Stated task: Copy out the entries in full and with complete accuracy; pictures are excluded.

Exercise input:
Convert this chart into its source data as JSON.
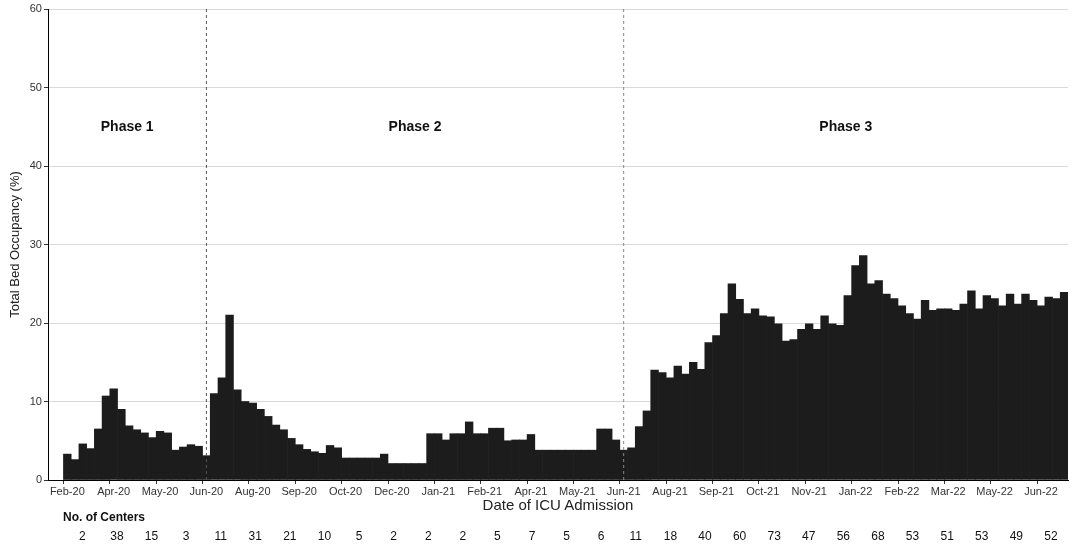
{
  "chart_data": [
    {
      "type": "bar",
      "xlabel": "Date of ICU Admission",
      "ylabel": "Total Bed Occupancy (%)",
      "categories": [
        null,
        null,
        "Feb-20",
        null,
        null,
        null,
        null,
        null,
        "Apr-20",
        null,
        null,
        null,
        null,
        null,
        "May-20",
        null,
        null,
        null,
        null,
        null,
        "Jun-20",
        null,
        null,
        null,
        null,
        null,
        "Aug-20",
        null,
        null,
        null,
        null,
        null,
        "Sep-20",
        null,
        null,
        null,
        null,
        null,
        "Oct-20",
        null,
        null,
        null,
        null,
        null,
        "Dec-20",
        null,
        null,
        null,
        null,
        null,
        "Jan-21",
        null,
        null,
        null,
        null,
        null,
        "Feb-21",
        null,
        null,
        null,
        null,
        null,
        "Apr-21",
        null,
        null,
        null,
        null,
        null,
        "May-21",
        null,
        null,
        null,
        null,
        null,
        "Jun-21",
        null,
        null,
        null,
        null,
        null,
        "Aug-21",
        null,
        null,
        null,
        null,
        null,
        "Sep-21",
        null,
        null,
        null,
        null,
        null,
        "Oct-21",
        null,
        null,
        null,
        null,
        null,
        "Nov-21",
        null,
        null,
        null,
        null,
        null,
        "Jan-22",
        null,
        null,
        null,
        null,
        null,
        "Feb-22",
        null,
        null,
        null,
        null,
        null,
        "Mar-22",
        null,
        null,
        null,
        null,
        null,
        "May-22",
        null,
        null,
        null,
        null,
        null,
        "Jun-22",
        null,
        null,
        null
      ],
      "values": [
        null,
        null,
        3.3,
        2.6,
        4.6,
        4.0,
        6.5,
        10.7,
        11.6,
        9.0,
        6.9,
        6.4,
        6.0,
        5.4,
        6.2,
        6.0,
        3.8,
        4.2,
        4.5,
        4.3,
        3.1,
        11.0,
        13.0,
        21.0,
        11.5,
        10.0,
        9.8,
        9.0,
        8.1,
        7.0,
        6.4,
        5.3,
        4.5,
        3.9,
        3.6,
        3.4,
        4.4,
        4.1,
        2.8,
        2.8,
        2.8,
        2.8,
        2.8,
        3.3,
        2.1,
        2.1,
        2.1,
        2.1,
        2.1,
        5.9,
        5.9,
        5.1,
        5.9,
        5.9,
        7.4,
        5.9,
        5.9,
        6.6,
        6.6,
        5.0,
        5.1,
        5.1,
        5.8,
        3.8,
        3.8,
        3.8,
        3.8,
        3.8,
        3.8,
        3.8,
        3.8,
        6.5,
        6.5,
        5.1,
        3.8,
        4.1,
        6.8,
        8.8,
        14.0,
        13.7,
        13.0,
        14.5,
        13.5,
        15.0,
        14.1,
        17.5,
        18.4,
        21.2,
        25.0,
        23.0,
        21.2,
        21.8,
        20.9,
        20.8,
        19.9,
        17.7,
        17.9,
        19.2,
        19.9,
        19.2,
        20.9,
        19.9,
        19.7,
        23.5,
        27.3,
        28.6,
        25.0,
        25.4,
        23.7,
        23.1,
        22.2,
        21.2,
        20.5,
        22.9,
        21.6,
        21.8,
        21.8,
        21.6,
        22.4,
        24.1,
        21.8,
        23.5,
        23.1,
        22.2,
        23.7,
        22.4,
        23.7,
        22.9,
        22.2,
        23.3,
        23.1,
        23.9
      ],
      "color": "#1c1c1c",
      "ylim": [
        0,
        60
      ],
      "yticks": [
        0,
        10,
        20,
        30,
        40,
        50,
        60
      ],
      "grid": "y",
      "ref_lines": [
        {
          "axis": "x",
          "value": "Jun-20",
          "color": "#555555",
          "line_style": "dashed"
        },
        {
          "axis": "x",
          "value": "Jun-21",
          "color": "#888888",
          "line_style": "dashed"
        }
      ],
      "annotations": [
        "Phase 1",
        "Phase 2",
        "Phase 3"
      ]
    },
    {
      "type": "other",
      "title": "No. of Centers",
      "annotations": [
        "2 38 15 3 11 31 21 10 5 2 2 2 5 7 5 6 11 18 40 60 73 47 56 68 53 51 53 49 52"
      ]
    }
  ]
}
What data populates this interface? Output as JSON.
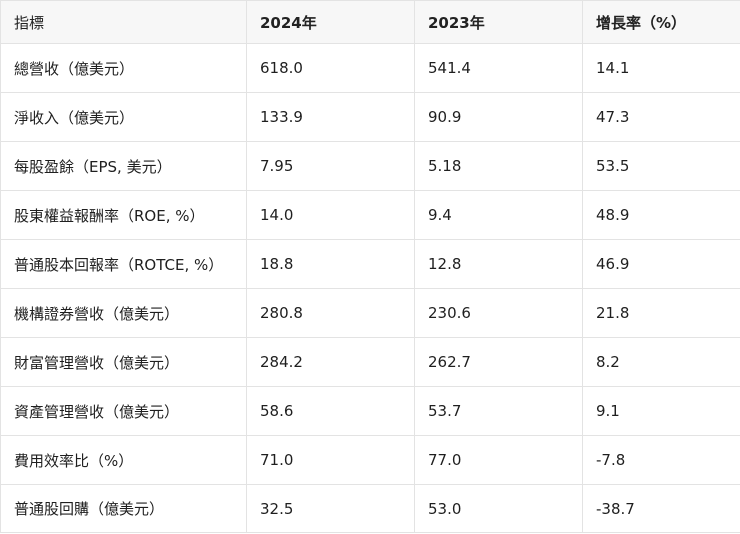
{
  "table": {
    "headers": [
      "指標",
      "2024年",
      "2023年",
      "增長率（%）"
    ],
    "rows": [
      [
        "總營收（億美元）",
        "618.0",
        "541.4",
        "14.1"
      ],
      [
        "淨收入（億美元）",
        "133.9",
        "90.9",
        "47.3"
      ],
      [
        "每股盈餘（EPS, 美元）",
        "7.95",
        "5.18",
        "53.5"
      ],
      [
        "股東權益報酬率（ROE, %）",
        "14.0",
        "9.4",
        "48.9"
      ],
      [
        "普通股本回報率（ROTCE, %）",
        "18.8",
        "12.8",
        "46.9"
      ],
      [
        "機構證券營收（億美元）",
        "280.8",
        "230.6",
        "21.8"
      ],
      [
        "財富管理營收（億美元）",
        "284.2",
        "262.7",
        "8.2"
      ],
      [
        "資產管理營收（億美元）",
        "58.6",
        "53.7",
        "9.1"
      ],
      [
        "費用效率比（%）",
        "71.0",
        "77.0",
        "-7.8"
      ],
      [
        "普通股回購（億美元）",
        "32.5",
        "53.0",
        "-38.7"
      ]
    ]
  }
}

The result:
Convert this chart into its source data as JSON.
{
  "chart_data": [
    {
      "type": "bar",
      "xlabel": "Date of ICU Admission",
      "ylabel": "Total Bed Occupancy (%)",
      "categories": [
        null,
        null,
        "Feb-20",
        null,
        null,
        null,
        null,
        null,
        "Apr-20",
        null,
        null,
        null,
        null,
        null,
        "May-20",
        null,
        null,
        null,
        null,
        null,
        "Jun-20",
        null,
        null,
        null,
        null,
        null,
        "Aug-20",
        null,
        null,
        null,
        null,
        null,
        "Sep-20",
        null,
        null,
        null,
        null,
        null,
        "Oct-20",
        null,
        null,
        null,
        null,
        null,
        "Dec-20",
        null,
        null,
        null,
        null,
        null,
        "Jan-21",
        null,
        null,
        null,
        null,
        null,
        "Feb-21",
        null,
        null,
        null,
        null,
        null,
        "Apr-21",
        null,
        null,
        null,
        null,
        null,
        "May-21",
        null,
        null,
        null,
        null,
        null,
        "Jun-21",
        null,
        null,
        null,
        null,
        null,
        "Aug-21",
        null,
        null,
        null,
        null,
        null,
        "Sep-21",
        null,
        null,
        null,
        null,
        null,
        "Oct-21",
        null,
        null,
        null,
        null,
        null,
        "Nov-21",
        null,
        null,
        null,
        null,
        null,
        "Jan-22",
        null,
        null,
        null,
        null,
        null,
        "Feb-22",
        null,
        null,
        null,
        null,
        null,
        "Mar-22",
        null,
        null,
        null,
        null,
        null,
        "May-22",
        null,
        null,
        null,
        null,
        null,
        "Jun-22",
        null,
        null,
        null
      ],
      "values": [
        null,
        null,
        3.3,
        2.6,
        4.6,
        4.0,
        6.5,
        10.7,
        11.6,
        9.0,
        6.9,
        6.4,
        6.0,
        5.4,
        6.2,
        6.0,
        3.8,
        4.2,
        4.5,
        4.3,
        3.1,
        11.0,
        13.0,
        21.0,
        11.5,
        10.0,
        9.8,
        9.0,
        8.1,
        7.0,
        6.4,
        5.3,
        4.5,
        3.9,
        3.6,
        3.4,
        4.4,
        4.1,
        2.8,
        2.8,
        2.8,
        2.8,
        2.8,
        3.3,
        2.1,
        2.1,
        2.1,
        2.1,
        2.1,
        5.9,
        5.9,
        5.1,
        5.9,
        5.9,
        7.4,
        5.9,
        5.9,
        6.6,
        6.6,
        5.0,
        5.1,
        5.1,
        5.8,
        3.8,
        3.8,
        3.8,
        3.8,
        3.8,
        3.8,
        3.8,
        3.8,
        6.5,
        6.5,
        5.1,
        3.8,
        4.1,
        6.8,
        8.8,
        14.0,
        13.7,
        13.0,
        14.5,
        13.5,
        15.0,
        14.1,
        17.5,
        18.4,
        21.2,
        25.0,
        23.0,
        21.2,
        21.8,
        20.9,
        20.8,
        19.9,
        17.7,
        17.9,
        19.2,
        19.9,
        19.2,
        20.9,
        19.9,
        19.7,
        23.5,
        27.3,
        28.6,
        25.0,
        25.4,
        23.7,
        23.1,
        22.2,
        21.2,
        20.5,
        22.9,
        21.6,
        21.8,
        21.8,
        21.6,
        22.4,
        24.1,
        21.8,
        23.5,
        23.1,
        22.2,
        23.7,
        22.4,
        23.7,
        22.9,
        22.2,
        23.3,
        23.1,
        23.9
      ],
      "color": "#1c1c1c",
      "ylim": [
        0,
        60
      ],
      "yticks": [
        0,
        10,
        20,
        30,
        40,
        50,
        60
      ],
      "grid": "y",
      "ref_lines": [
        {
          "axis": "x",
          "value": "Jun-20",
          "color": "#555555",
          "line_style": "dashed"
        },
        {
          "axis": "x",
          "value": "Jun-21",
          "color": "#888888",
          "line_style": "dashed"
        }
      ],
      "annotations": [
        "Phase 1",
        "Phase 2",
        "Phase 3"
      ]
    },
    {
      "type": "other",
      "title": "No. of Centers",
      "annotations": [
        "2 38 15 3 11 31 21 10 5 2 2 2 5 7 5 6 11 18 40 60 73 47 56 68 53 51 53 49 52"
      ]
    }
  ]
}
What data populates this interface? Output as JSON.
{
  "table": {
    "headers": [
      "指標",
      "2024年",
      "2023年",
      "增長率（%）"
    ],
    "rows": [
      [
        "總營收（億美元）",
        "618.0",
        "541.4",
        "14.1"
      ],
      [
        "淨收入（億美元）",
        "133.9",
        "90.9",
        "47.3"
      ],
      [
        "每股盈餘（EPS, 美元）",
        "7.95",
        "5.18",
        "53.5"
      ],
      [
        "股東權益報酬率（ROE, %）",
        "14.0",
        "9.4",
        "48.9"
      ],
      [
        "普通股本回報率（ROTCE, %）",
        "18.8",
        "12.8",
        "46.9"
      ],
      [
        "機構證券營收（億美元）",
        "280.8",
        "230.6",
        "21.8"
      ],
      [
        "財富管理營收（億美元）",
        "284.2",
        "262.7",
        "8.2"
      ],
      [
        "資產管理營收（億美元）",
        "58.6",
        "53.7",
        "9.1"
      ],
      [
        "費用效率比（%）",
        "71.0",
        "77.0",
        "-7.8"
      ],
      [
        "普通股回購（億美元）",
        "32.5",
        "53.0",
        "-38.7"
      ]
    ]
  }
}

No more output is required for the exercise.